And this is an example of how it works:

Training classifier...

Parameters: {'kernel': 'linear', 'C': 10, 'gamma': 0.01}

Best classifier score
             precision    recall  f1-score   support

          0       1.00      1.00      1.00         3
          1       1.00      1.00      1.00         5

avg / total       1.00      1.00      1.00         8


Input an image url (enter to exit): 

https://upload.wikimedia.org/wikipedia/commons/9/99/Qu%C3%A9bec-City-Skyline.jpg

[1]
Input an image url (enter to exit): 

http://upload.wikimedia.org/wikipedia/commons/d/d4/New_York_City_at_night_HDR_edit1.jpg

[0]

Yay!

The classifier actually returned 1 for a photo taken by day and 0 for a picture taken by night!

Here is the full source code:

#!/usr/bin/env python
# -*- coding: utf-8 -*-
'''Images binary classifier based on scikit-learn SVM classifier.
It uses the RGB color space as feature vector.
'''

from __future__ import division
from __future__ import print_function
from PIL import Image
from sklearn import cross_validation
from sklearn import grid_search
from sklearn import svm
from sklearn import metrics
from StringIO import StringIO
from urlparse import urlparse
import urllib2
import sys
import os


def process_directory(directory):
    '''Returns an array of feature vectors for all the image files in a
    directory (and all its subdirectories). Symbolic links are ignored.

    Args:
      directory (str): directory to process.

    Returns:
      list of list of float: a list of feature vectors.

INSTRUCTIONS =
- 1) Do the following statements agree with the image classifier text? Answer yes or no for each, and quote the words of the text that decide it. (a) The chosen parameters use a linear kernel. (b) The classifier returned 0 for the photo taken by day. (c) The feature vector is based on the RGB color space.
- 2) According to the image classifier text, what does the function process_directory ignore?
- 3) Retype the part of the image classifier text from "The classifier actually" up to and including "as feature vector.".

STORED DATA =

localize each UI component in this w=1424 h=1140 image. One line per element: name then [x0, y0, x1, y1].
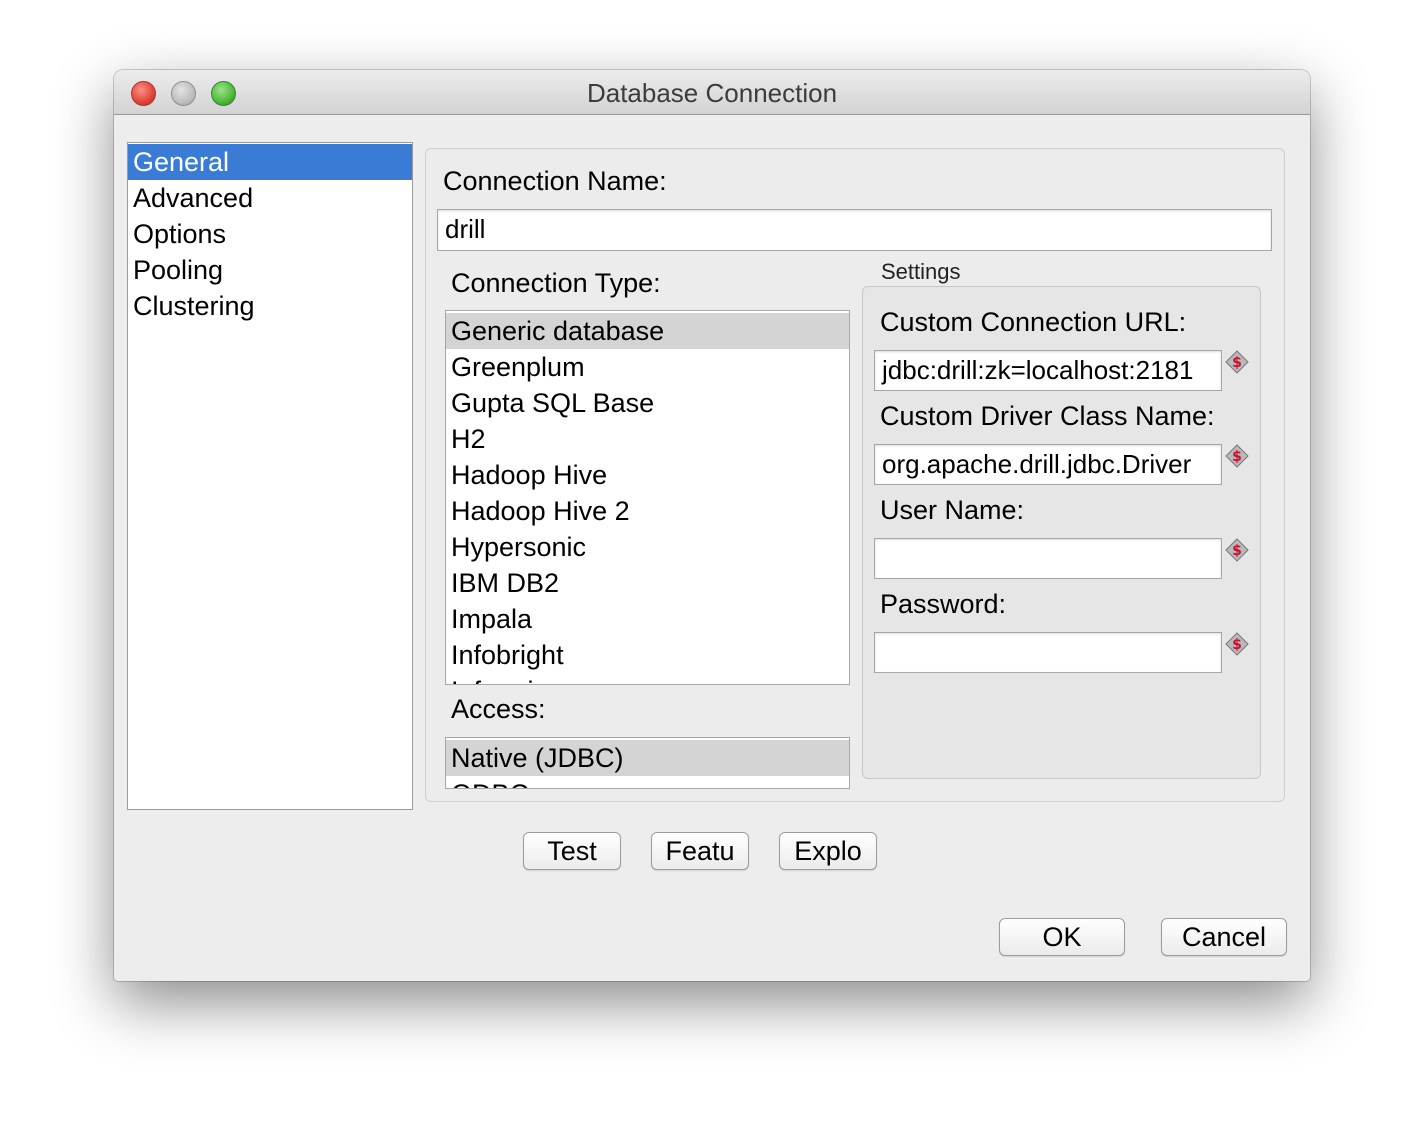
cancel-button[interactable]: Cancel — [1161, 918, 1287, 956]
access-list[interactable]: Native (JDBC) ODBC — [445, 737, 850, 789]
connection-name-label: Connection Name: — [443, 166, 667, 196]
list-item[interactable]: Native (JDBC) — [446, 740, 849, 776]
list-item[interactable]: Greenplum — [446, 349, 849, 385]
connection-name-input[interactable]: drill — [437, 209, 1272, 251]
ok-button[interactable]: OK — [999, 918, 1125, 956]
category-nav: General Advanced Options Pooling Cluster… — [127, 142, 413, 810]
connection-type-list[interactable]: Generic database Greenplum Gupta SQL Bas… — [445, 310, 850, 685]
list-item[interactable]: Informix — [446, 673, 849, 684]
settings-group-title: Settings — [881, 259, 961, 284]
svg-text:$: $ — [1232, 355, 1242, 371]
password-input[interactable] — [874, 632, 1222, 673]
access-label: Access: — [451, 694, 546, 724]
explore-button[interactable]: Explo — [779, 832, 877, 870]
driver-class-label: Custom Driver Class Name: — [880, 401, 1215, 431]
nav-item-general[interactable]: General — [128, 144, 412, 180]
variable-icon[interactable]: $ — [1225, 444, 1249, 468]
settings-group: Custom Connection URL: jdbc:drill:zk=loc… — [862, 286, 1261, 779]
driver-class-input[interactable]: org.apache.drill.jdbc.Driver — [874, 444, 1222, 485]
list-item[interactable]: Impala — [446, 601, 849, 637]
list-item[interactable]: Hypersonic — [446, 529, 849, 565]
nav-item-pooling[interactable]: Pooling — [128, 252, 412, 288]
list-item[interactable]: Hadoop Hive — [446, 457, 849, 493]
user-name-input[interactable] — [874, 538, 1222, 579]
database-connection-dialog: Database Connection General Advanced Opt… — [114, 70, 1310, 981]
nav-item-clustering[interactable]: Clustering — [128, 288, 412, 324]
list-item[interactable]: H2 — [446, 421, 849, 457]
svg-text:$: $ — [1232, 637, 1242, 653]
custom-url-input[interactable]: jdbc:drill:zk=localhost:2181 — [874, 350, 1222, 391]
window-title: Database Connection — [586, 78, 838, 108]
variable-icon[interactable]: $ — [1225, 538, 1249, 562]
custom-url-label: Custom Connection URL: — [880, 307, 1187, 337]
svg-text:$: $ — [1232, 543, 1242, 559]
password-label: Password: — [880, 589, 1007, 619]
variable-icon[interactable]: $ — [1225, 350, 1249, 374]
list-item[interactable]: Gupta SQL Base — [446, 385, 849, 421]
variable-icon[interactable]: $ — [1225, 632, 1249, 656]
list-item[interactable]: IBM DB2 — [446, 565, 849, 601]
feature-list-button[interactable]: Featu — [651, 832, 749, 870]
list-item[interactable]: Generic database — [446, 313, 849, 349]
nav-item-options[interactable]: Options — [128, 216, 412, 252]
user-name-label: User Name: — [880, 495, 1025, 525]
connection-type-label: Connection Type: — [451, 268, 661, 298]
nav-item-advanced[interactable]: Advanced — [128, 180, 412, 216]
list-item[interactable]: Infobright — [446, 637, 849, 673]
test-button[interactable]: Test — [523, 832, 621, 870]
title-bar: Database Connection — [114, 70, 1310, 115]
list-item[interactable]: Hadoop Hive 2 — [446, 493, 849, 529]
svg-text:$: $ — [1232, 449, 1242, 465]
list-item[interactable]: ODBC — [446, 776, 849, 788]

CORRECT ANSWERS =
- 1)
(a) Yes: "'kernel': 'linear'"
(b) No: "The classifier actually returned 1 for a photo taken by day and 0 for a picture taken by night!"
(c) Yes: "It uses the RGB color space as feature vector."

- 2) It ignores symbolic links.

- 3)
The classifier actually returned 1 for a photo taken by day and 0 for a picture taken by night!

Here is the full source code:

#!/usr/bin/env python
# -*- coding: utf-8 -*-
'''Images binary classifier based on scikit-learn SVM classifier.
It uses the RGB color space as feature vector.